* Given task *
In the lines below, how many hold the word "AGEP"? Answer only with the number.
## BEGIN Supplied entries
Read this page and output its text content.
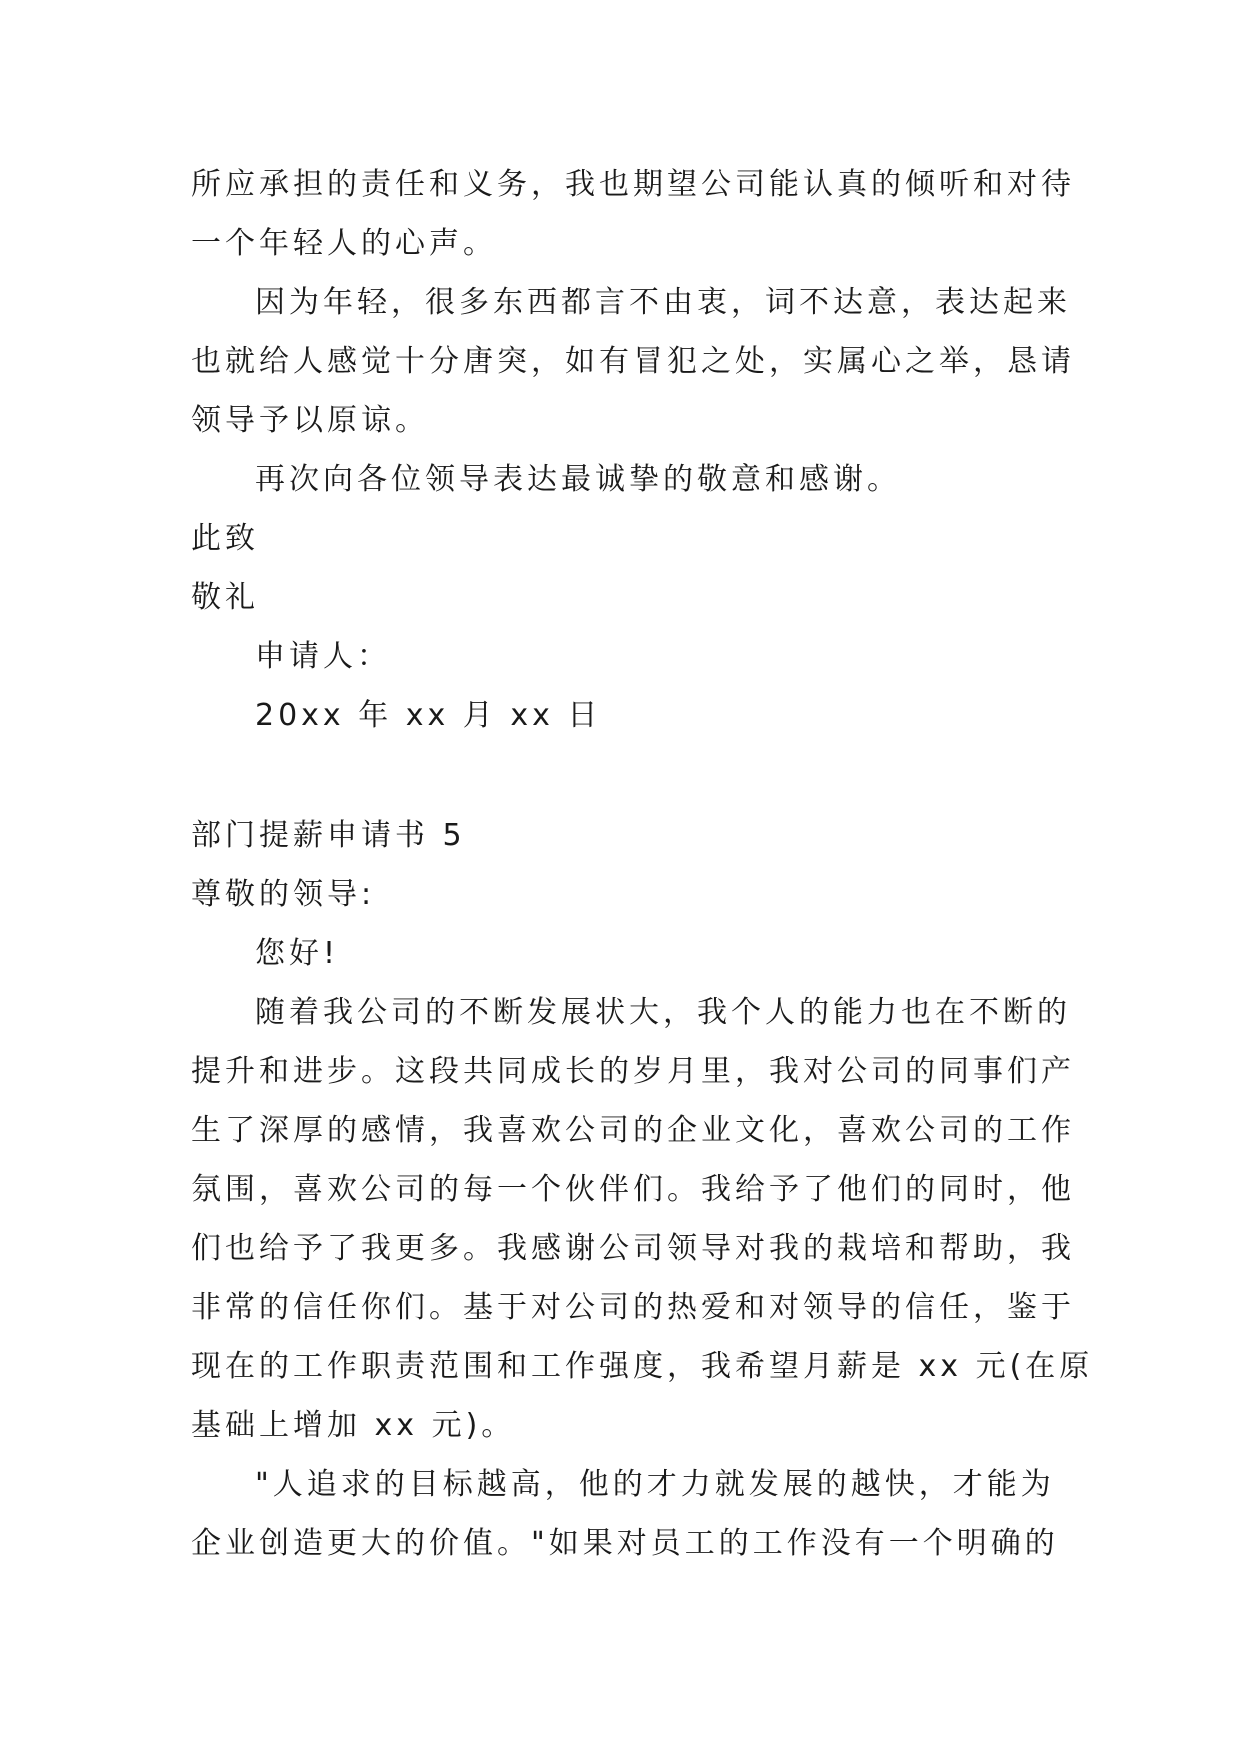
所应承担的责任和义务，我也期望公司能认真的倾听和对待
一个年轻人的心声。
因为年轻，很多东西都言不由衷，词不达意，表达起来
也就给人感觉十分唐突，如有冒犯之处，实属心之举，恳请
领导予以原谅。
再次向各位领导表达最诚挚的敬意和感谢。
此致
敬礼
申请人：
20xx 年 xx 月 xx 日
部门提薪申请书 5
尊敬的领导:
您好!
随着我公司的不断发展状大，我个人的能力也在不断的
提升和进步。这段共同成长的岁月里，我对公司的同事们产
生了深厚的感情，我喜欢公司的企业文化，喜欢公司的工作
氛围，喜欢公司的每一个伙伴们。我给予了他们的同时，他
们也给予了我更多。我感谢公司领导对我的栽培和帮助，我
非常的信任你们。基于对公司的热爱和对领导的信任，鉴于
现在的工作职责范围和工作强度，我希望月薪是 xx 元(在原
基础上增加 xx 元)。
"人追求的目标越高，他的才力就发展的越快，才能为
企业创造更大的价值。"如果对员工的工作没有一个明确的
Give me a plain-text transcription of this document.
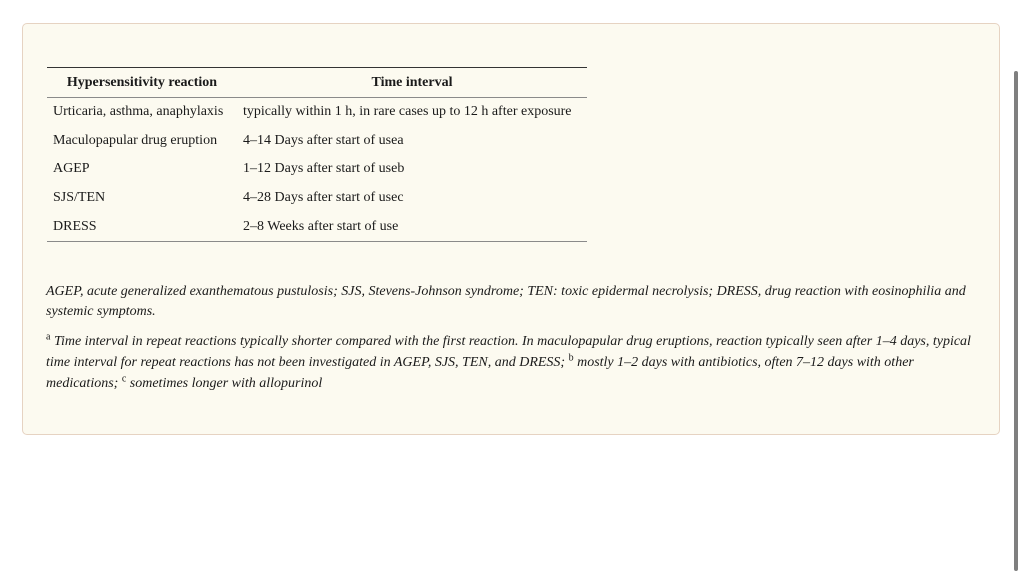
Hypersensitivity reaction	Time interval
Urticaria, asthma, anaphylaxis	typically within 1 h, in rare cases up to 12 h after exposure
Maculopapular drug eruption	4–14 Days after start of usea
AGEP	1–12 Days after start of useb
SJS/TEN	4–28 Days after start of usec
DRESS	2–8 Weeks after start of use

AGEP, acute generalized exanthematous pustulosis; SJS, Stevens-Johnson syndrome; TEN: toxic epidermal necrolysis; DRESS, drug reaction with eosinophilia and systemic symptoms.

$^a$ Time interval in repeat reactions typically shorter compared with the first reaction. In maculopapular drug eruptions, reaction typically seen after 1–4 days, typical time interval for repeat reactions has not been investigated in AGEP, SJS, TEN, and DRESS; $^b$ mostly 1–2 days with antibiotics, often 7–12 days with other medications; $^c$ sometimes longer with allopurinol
## END Supplied entries
## BEGIN Supplied entries
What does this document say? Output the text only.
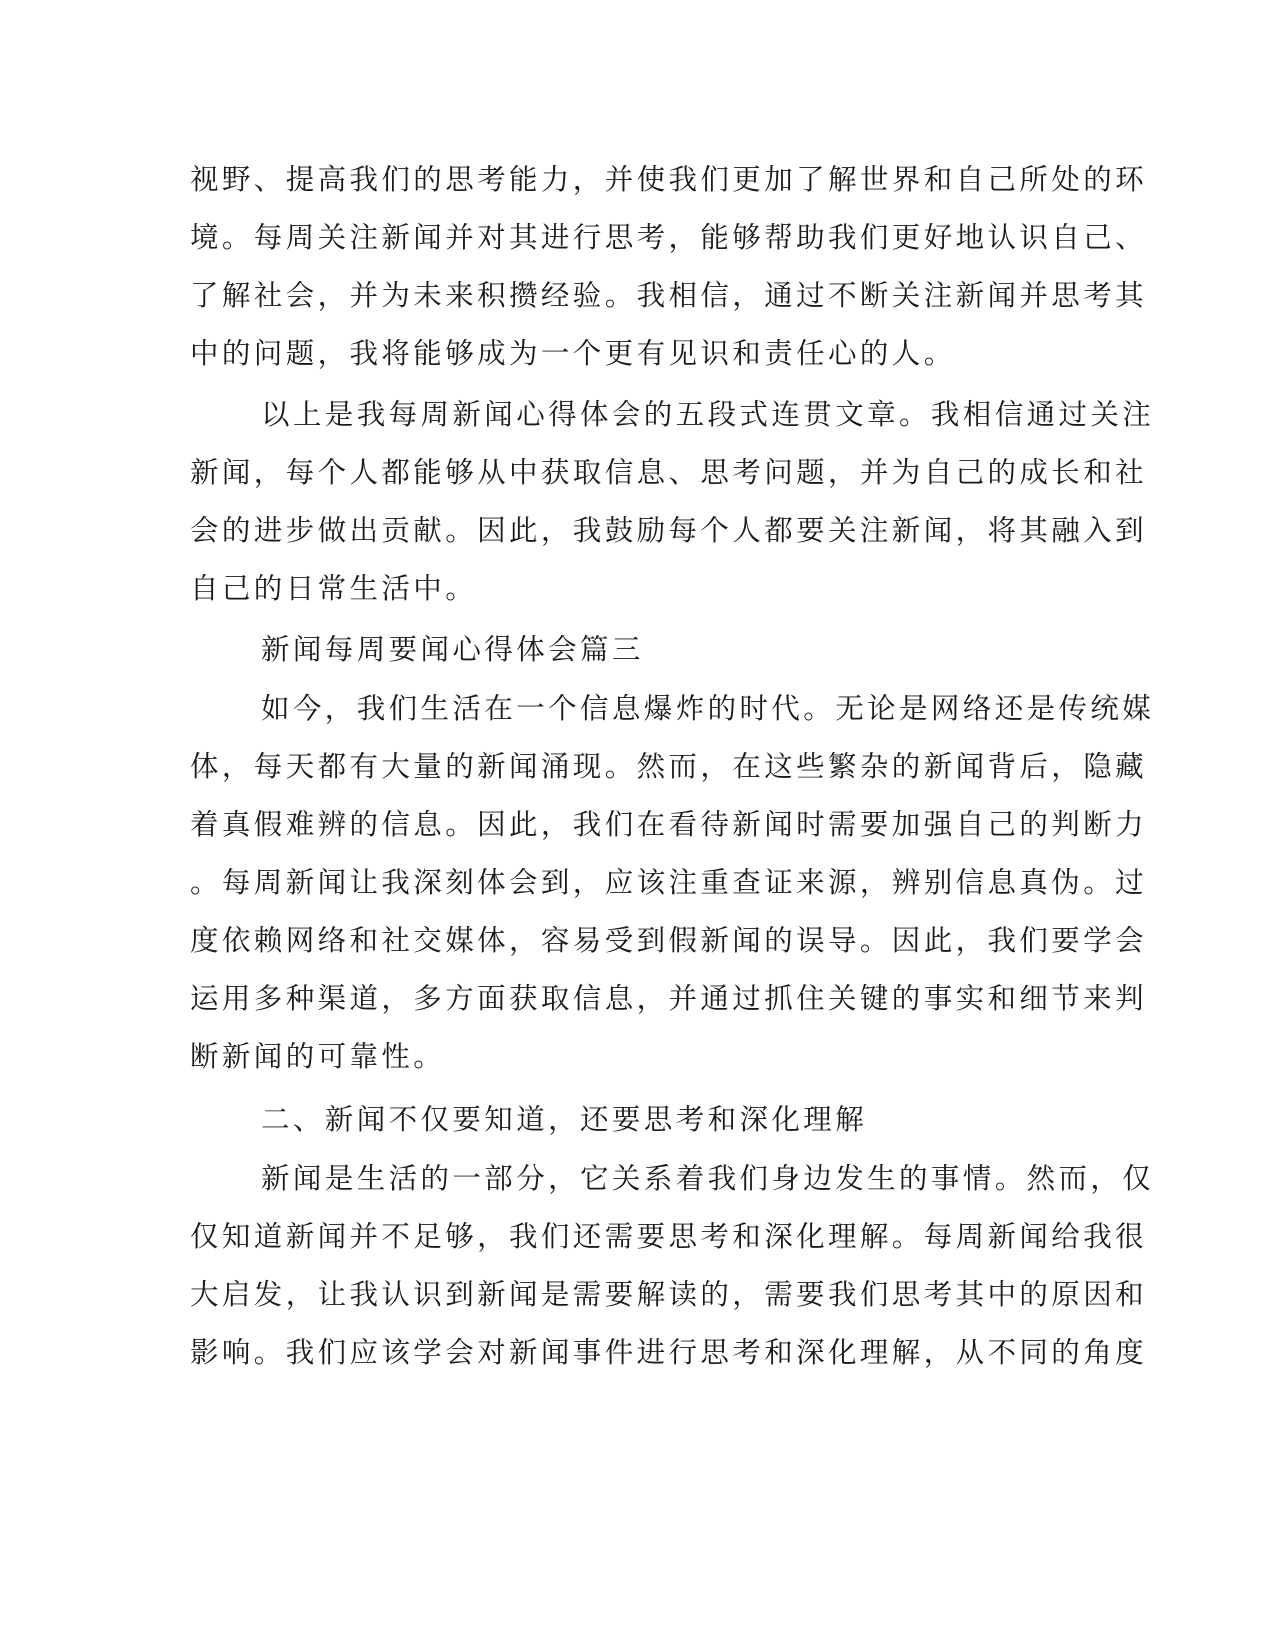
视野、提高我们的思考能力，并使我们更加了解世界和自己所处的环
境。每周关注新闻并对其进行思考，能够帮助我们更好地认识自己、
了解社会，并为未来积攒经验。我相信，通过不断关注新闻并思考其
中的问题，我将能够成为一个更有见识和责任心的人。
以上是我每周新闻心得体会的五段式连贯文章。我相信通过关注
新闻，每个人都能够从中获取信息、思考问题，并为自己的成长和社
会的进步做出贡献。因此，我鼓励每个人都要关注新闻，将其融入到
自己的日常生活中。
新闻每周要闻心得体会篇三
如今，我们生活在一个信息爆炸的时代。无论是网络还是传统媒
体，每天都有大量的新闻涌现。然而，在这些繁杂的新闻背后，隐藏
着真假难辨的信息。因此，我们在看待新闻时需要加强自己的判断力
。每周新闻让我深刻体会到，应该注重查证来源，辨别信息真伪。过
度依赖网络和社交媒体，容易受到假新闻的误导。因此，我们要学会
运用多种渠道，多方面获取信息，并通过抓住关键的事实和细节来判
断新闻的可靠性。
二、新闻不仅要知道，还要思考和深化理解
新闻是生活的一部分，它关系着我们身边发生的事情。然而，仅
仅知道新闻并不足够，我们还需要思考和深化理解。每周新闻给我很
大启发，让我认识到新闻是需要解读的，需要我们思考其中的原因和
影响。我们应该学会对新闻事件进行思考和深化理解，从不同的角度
## END Supplied entries
* Correct response *
3